# DATA LISTING:
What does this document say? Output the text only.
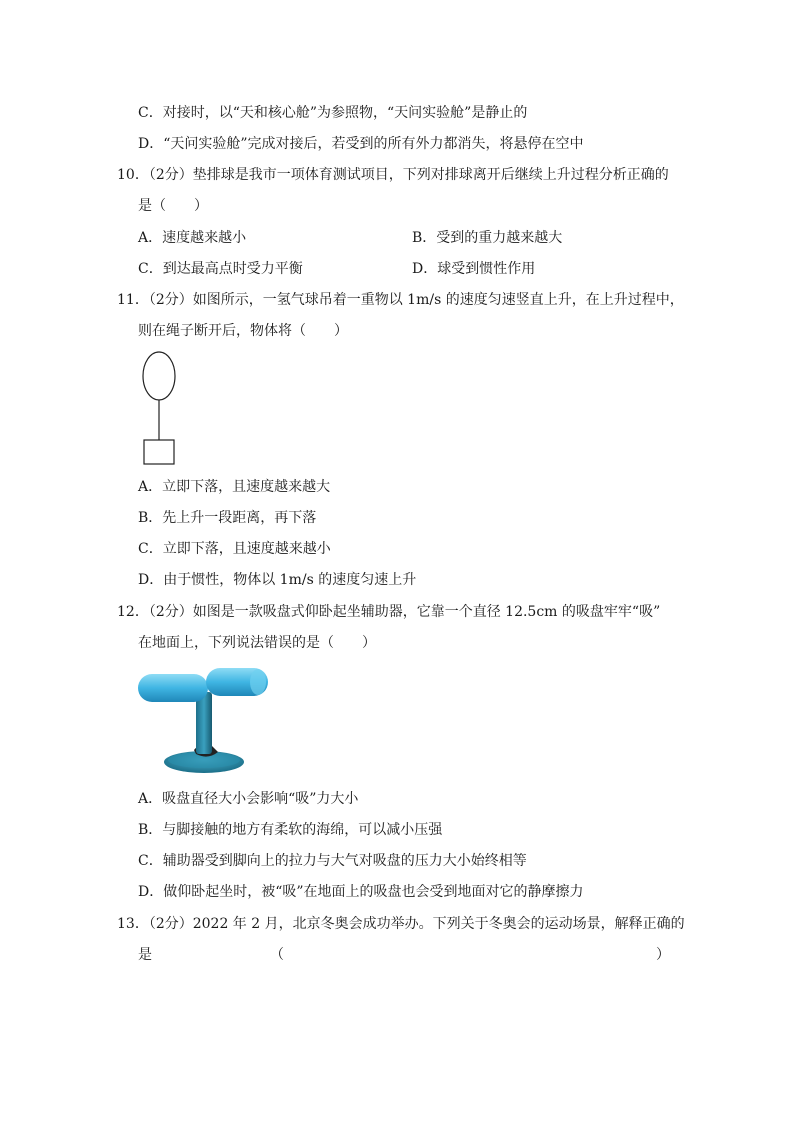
C．对接时，以“天和核心舱”为参照物，“天问实验舱”是静止的
D．“天问实验舱”完成对接后，若受到的所有外力都消失，将悬停在空中
10．（2分）垫排球是我市一项体育测试项目，下列对排球离开后继续上升过程分析正确的
是（　　）
A．速度越来越小	B．受到的重力越来越大
C．到达最高点时受力平衡	D．球受到惯性作用
11．（2分）如图所示，一氢气球吊着一重物以 1m/s 的速度匀速竖直上升，在上升过程中，
则在绳子断开后，物体将（　　）
A．立即下落，且速度越来越大
B．先上升一段距离，再下落
C．立即下落，且速度越来越小
D．由于惯性，物体以 1m/s 的速度匀速上升
12．（2分）如图是一款吸盘式仰卧起坐辅助器，它靠一个直径 12.5cm 的吸盘牢牢“吸”
在地面上，下列说法错误的是（　　）
A．吸盘直径大小会影响“吸”力大小
B．与脚接触的地方有柔软的海绵，可以减小压强
C．辅助器受到脚向上的拉力与大气对吸盘的压力大小始终相等
D．做仰卧起坐时，被“吸”在地面上的吸盘也会受到地面对它的静摩擦力
13．（2分）2022 年 2 月，北京冬奥会成功举办。下列关于冬奥会的运动场景，解释正确的
是	（	）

# REQUIRED WORK:
Every line above should be returned exactly; the pictures stay out.

# PROBLEM SOLUTION:
What does this document say? Output the text only.
C．对接时，以“天和核心舱”为参照物，“天问实验舱”是静止的
D．“天问实验舱”完成对接后，若受到的所有外力都消失，将悬停在空中
10．（2分）垫排球是我市一项体育测试项目，下列对排球离开后继续上升过程分析正确的
是（　　）
A．速度越来越小	B．受到的重力越来越大
C．到达最高点时受力平衡	D．球受到惯性作用
11．（2分）如图所示，一氢气球吊着一重物以 1m/s 的速度匀速竖直上升，在上升过程中，
则在绳子断开后，物体将（　　）
A．立即下落，且速度越来越大
B．先上升一段距离，再下落
C．立即下落，且速度越来越小
D．由于惯性，物体以 1m/s 的速度匀速上升
12．（2分）如图是一款吸盘式仰卧起坐辅助器，它靠一个直径 12.5cm 的吸盘牢牢“吸”
在地面上，下列说法错误的是（　　）
A．吸盘直径大小会影响“吸”力大小
B．与脚接触的地方有柔软的海绵，可以减小压强
C．辅助器受到脚向上的拉力与大气对吸盘的压力大小始终相等
D．做仰卧起坐时，被“吸”在地面上的吸盘也会受到地面对它的静摩擦力
13．（2分）2022 年 2 月，北京冬奥会成功举办。下列关于冬奥会的运动场景，解释正确的
是	（	）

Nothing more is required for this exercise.